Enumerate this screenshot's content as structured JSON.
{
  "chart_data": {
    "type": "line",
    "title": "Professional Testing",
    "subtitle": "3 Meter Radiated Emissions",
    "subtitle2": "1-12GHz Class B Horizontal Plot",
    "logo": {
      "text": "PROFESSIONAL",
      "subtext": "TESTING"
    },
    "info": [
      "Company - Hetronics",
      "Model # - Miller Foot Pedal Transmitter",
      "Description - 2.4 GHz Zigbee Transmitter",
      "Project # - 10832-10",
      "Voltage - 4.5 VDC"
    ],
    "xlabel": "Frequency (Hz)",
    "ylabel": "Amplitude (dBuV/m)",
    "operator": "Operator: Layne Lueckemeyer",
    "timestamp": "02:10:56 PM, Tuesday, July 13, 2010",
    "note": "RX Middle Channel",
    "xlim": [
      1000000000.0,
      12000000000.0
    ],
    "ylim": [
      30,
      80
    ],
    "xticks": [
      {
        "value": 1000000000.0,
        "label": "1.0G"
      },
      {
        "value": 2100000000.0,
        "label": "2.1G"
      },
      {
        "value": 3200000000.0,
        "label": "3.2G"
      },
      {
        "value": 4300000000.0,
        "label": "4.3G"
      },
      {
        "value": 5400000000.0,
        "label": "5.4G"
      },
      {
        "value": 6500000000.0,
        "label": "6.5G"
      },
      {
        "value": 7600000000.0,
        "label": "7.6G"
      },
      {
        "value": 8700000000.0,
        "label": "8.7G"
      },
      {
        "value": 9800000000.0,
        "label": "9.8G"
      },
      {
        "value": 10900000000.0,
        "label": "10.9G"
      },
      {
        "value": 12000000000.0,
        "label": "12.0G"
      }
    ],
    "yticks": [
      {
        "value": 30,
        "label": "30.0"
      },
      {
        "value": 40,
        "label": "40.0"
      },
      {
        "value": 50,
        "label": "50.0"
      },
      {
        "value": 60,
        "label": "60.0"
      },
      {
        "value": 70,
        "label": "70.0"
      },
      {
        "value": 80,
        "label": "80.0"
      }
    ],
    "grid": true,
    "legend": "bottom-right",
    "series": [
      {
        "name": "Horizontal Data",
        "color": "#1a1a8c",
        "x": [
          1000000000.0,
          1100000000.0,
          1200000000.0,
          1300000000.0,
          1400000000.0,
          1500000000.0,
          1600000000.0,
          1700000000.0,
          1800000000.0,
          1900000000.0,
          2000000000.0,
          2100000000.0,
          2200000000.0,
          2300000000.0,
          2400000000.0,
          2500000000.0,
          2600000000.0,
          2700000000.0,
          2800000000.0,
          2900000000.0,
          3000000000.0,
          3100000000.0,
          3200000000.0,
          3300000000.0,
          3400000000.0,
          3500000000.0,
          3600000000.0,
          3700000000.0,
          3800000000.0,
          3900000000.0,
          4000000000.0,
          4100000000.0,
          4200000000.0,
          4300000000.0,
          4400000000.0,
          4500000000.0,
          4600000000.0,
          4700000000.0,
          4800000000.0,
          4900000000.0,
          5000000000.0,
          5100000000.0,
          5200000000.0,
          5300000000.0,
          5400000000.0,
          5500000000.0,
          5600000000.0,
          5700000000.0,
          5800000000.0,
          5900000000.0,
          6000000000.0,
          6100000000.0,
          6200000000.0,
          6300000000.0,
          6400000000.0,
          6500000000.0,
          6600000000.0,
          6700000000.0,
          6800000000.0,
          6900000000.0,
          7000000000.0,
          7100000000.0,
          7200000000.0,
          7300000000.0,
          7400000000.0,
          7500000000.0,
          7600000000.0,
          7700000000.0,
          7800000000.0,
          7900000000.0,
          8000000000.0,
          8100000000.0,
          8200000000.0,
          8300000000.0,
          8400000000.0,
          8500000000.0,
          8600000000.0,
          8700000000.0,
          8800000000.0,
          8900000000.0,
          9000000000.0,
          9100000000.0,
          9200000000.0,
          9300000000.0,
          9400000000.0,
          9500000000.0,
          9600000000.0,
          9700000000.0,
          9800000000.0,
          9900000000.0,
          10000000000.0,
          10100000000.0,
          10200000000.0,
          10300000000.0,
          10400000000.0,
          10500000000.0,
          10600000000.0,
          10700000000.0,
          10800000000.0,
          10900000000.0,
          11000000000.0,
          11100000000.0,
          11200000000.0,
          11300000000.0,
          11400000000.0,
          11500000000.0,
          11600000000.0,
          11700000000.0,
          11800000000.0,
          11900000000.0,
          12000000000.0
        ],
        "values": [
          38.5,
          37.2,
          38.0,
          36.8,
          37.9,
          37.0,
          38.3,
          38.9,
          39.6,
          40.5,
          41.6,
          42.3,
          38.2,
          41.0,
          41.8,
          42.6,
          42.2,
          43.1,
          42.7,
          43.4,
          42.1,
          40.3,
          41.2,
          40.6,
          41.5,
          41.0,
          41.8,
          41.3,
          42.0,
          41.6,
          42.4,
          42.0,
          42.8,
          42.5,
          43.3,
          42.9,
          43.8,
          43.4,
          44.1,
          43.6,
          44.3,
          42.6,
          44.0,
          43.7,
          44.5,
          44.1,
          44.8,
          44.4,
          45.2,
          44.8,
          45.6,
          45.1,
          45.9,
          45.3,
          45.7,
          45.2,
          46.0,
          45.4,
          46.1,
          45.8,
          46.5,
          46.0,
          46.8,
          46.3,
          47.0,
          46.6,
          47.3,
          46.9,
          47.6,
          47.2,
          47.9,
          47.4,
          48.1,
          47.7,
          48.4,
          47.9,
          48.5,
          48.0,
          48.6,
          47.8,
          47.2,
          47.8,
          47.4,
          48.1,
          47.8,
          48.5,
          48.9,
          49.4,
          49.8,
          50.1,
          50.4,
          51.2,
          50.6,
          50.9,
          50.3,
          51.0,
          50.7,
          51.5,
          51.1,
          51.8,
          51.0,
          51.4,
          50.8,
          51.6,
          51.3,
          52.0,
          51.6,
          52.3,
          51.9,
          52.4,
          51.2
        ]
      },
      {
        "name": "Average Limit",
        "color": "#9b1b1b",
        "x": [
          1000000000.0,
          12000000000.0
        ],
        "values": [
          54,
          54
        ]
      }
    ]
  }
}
•••••
REQUIREMENT: The records above are to be repeated exactly, in their entirety.

RESULT BELOW:
Enumerate this screenshot's content as structured JSON.
{
  "chart_data": {
    "type": "line",
    "title": "Professional Testing",
    "subtitle": "3 Meter Radiated Emissions",
    "subtitle2": "1-12GHz Class B Horizontal Plot",
    "logo": {
      "text": "PROFESSIONAL",
      "subtext": "TESTING"
    },
    "info": [
      "Company - Hetronics",
      "Model # - Miller Foot Pedal Transmitter",
      "Description - 2.4 GHz Zigbee Transmitter",
      "Project # - 10832-10",
      "Voltage - 4.5 VDC"
    ],
    "xlabel": "Frequency (Hz)",
    "ylabel": "Amplitude (dBuV/m)",
    "operator": "Operator: Layne Lueckemeyer",
    "timestamp": "02:10:56 PM, Tuesday, July 13, 2010",
    "note": "RX Middle Channel",
    "xlim": [
      1000000000.0,
      12000000000.0
    ],
    "ylim": [
      30,
      80
    ],
    "xticks": [
      {
        "value": 1000000000.0,
        "label": "1.0G"
      },
      {
        "value": 2100000000.0,
        "label": "2.1G"
      },
      {
        "value": 3200000000.0,
        "label": "3.2G"
      },
      {
        "value": 4300000000.0,
        "label": "4.3G"
      },
      {
        "value": 5400000000.0,
        "label": "5.4G"
      },
      {
        "value": 6500000000.0,
        "label": "6.5G"
      },
      {
        "value": 7600000000.0,
        "label": "7.6G"
      },
      {
        "value": 8700000000.0,
        "label": "8.7G"
      },
      {
        "value": 9800000000.0,
        "label": "9.8G"
      },
      {
        "value": 10900000000.0,
        "label": "10.9G"
      },
      {
        "value": 12000000000.0,
        "label": "12.0G"
      }
    ],
    "yticks": [
      {
        "value": 30,
        "label": "30.0"
      },
      {
        "value": 40,
        "label": "40.0"
      },
      {
        "value": 50,
        "label": "50.0"
      },
      {
        "value": 60,
        "label": "60.0"
      },
      {
        "value": 70,
        "label": "70.0"
      },
      {
        "value": 80,
        "label": "80.0"
      }
    ],
    "grid": true,
    "legend": "bottom-right",
    "series": [
      {
        "name": "Horizontal Data",
        "color": "#1a1a8c",
        "x": [
          1000000000.0,
          1100000000.0,
          1200000000.0,
          1300000000.0,
          1400000000.0,
          1500000000.0,
          1600000000.0,
          1700000000.0,
          1800000000.0,
          1900000000.0,
          2000000000.0,
          2100000000.0,
          2200000000.0,
          2300000000.0,
          2400000000.0,
          2500000000.0,
          2600000000.0,
          2700000000.0,
          2800000000.0,
          2900000000.0,
          3000000000.0,
          3100000000.0,
          3200000000.0,
          3300000000.0,
          3400000000.0,
          3500000000.0,
          3600000000.0,
          3700000000.0,
          3800000000.0,
          3900000000.0,
          4000000000.0,
          4100000000.0,
          4200000000.0,
          4300000000.0,
          4400000000.0,
          4500000000.0,
          4600000000.0,
          4700000000.0,
          4800000000.0,
          4900000000.0,
          5000000000.0,
          5100000000.0,
          5200000000.0,
          5300000000.0,
          5400000000.0,
          5500000000.0,
          5600000000.0,
          5700000000.0,
          5800000000.0,
          5900000000.0,
          6000000000.0,
          6100000000.0,
          6200000000.0,
          6300000000.0,
          6400000000.0,
          6500000000.0,
          6600000000.0,
          6700000000.0,
          6800000000.0,
          6900000000.0,
          7000000000.0,
          7100000000.0,
          7200000000.0,
          7300000000.0,
          7400000000.0,
          7500000000.0,
          7600000000.0,
          7700000000.0,
          7800000000.0,
          7900000000.0,
          8000000000.0,
          8100000000.0,
          8200000000.0,
          8300000000.0,
          8400000000.0,
          8500000000.0,
          8600000000.0,
          8700000000.0,
          8800000000.0,
          8900000000.0,
          9000000000.0,
          9100000000.0,
          9200000000.0,
          9300000000.0,
          9400000000.0,
          9500000000.0,
          9600000000.0,
          9700000000.0,
          9800000000.0,
          9900000000.0,
          10000000000.0,
          10100000000.0,
          10200000000.0,
          10300000000.0,
          10400000000.0,
          10500000000.0,
          10600000000.0,
          10700000000.0,
          10800000000.0,
          10900000000.0,
          11000000000.0,
          11100000000.0,
          11200000000.0,
          11300000000.0,
          11400000000.0,
          11500000000.0,
          11600000000.0,
          11700000000.0,
          11800000000.0,
          11900000000.0,
          12000000000.0
        ],
        "values": [
          38.5,
          37.2,
          38.0,
          36.8,
          37.9,
          37.0,
          38.3,
          38.9,
          39.6,
          40.5,
          41.6,
          42.3,
          38.2,
          41.0,
          41.8,
          42.6,
          42.2,
          43.1,
          42.7,
          43.4,
          42.1,
          40.3,
          41.2,
          40.6,
          41.5,
          41.0,
          41.8,
          41.3,
          42.0,
          41.6,
          42.4,
          42.0,
          42.8,
          42.5,
          43.3,
          42.9,
          43.8,
          43.4,
          44.1,
          43.6,
          44.3,
          42.6,
          44.0,
          43.7,
          44.5,
          44.1,
          44.8,
          44.4,
          45.2,
          44.8,
          45.6,
          45.1,
          45.9,
          45.3,
          45.7,
          45.2,
          46.0,
          45.4,
          46.1,
          45.8,
          46.5,
          46.0,
          46.8,
          46.3,
          47.0,
          46.6,
          47.3,
          46.9,
          47.6,
          47.2,
          47.9,
          47.4,
          48.1,
          47.7,
          48.4,
          47.9,
          48.5,
          48.0,
          48.6,
          47.8,
          47.2,
          47.8,
          47.4,
          48.1,
          47.8,
          48.5,
          48.9,
          49.4,
          49.8,
          50.1,
          50.4,
          51.2,
          50.6,
          50.9,
          50.3,
          51.0,
          50.7,
          51.5,
          51.1,
          51.8,
          51.0,
          51.4,
          50.8,
          51.6,
          51.3,
          52.0,
          51.6,
          52.3,
          51.9,
          52.4,
          51.2
        ]
      },
      {
        "name": "Average Limit",
        "color": "#9b1b1b",
        "x": [
          1000000000.0,
          12000000000.0
        ],
        "values": [
          54,
          54
        ]
      }
    ]
  }
}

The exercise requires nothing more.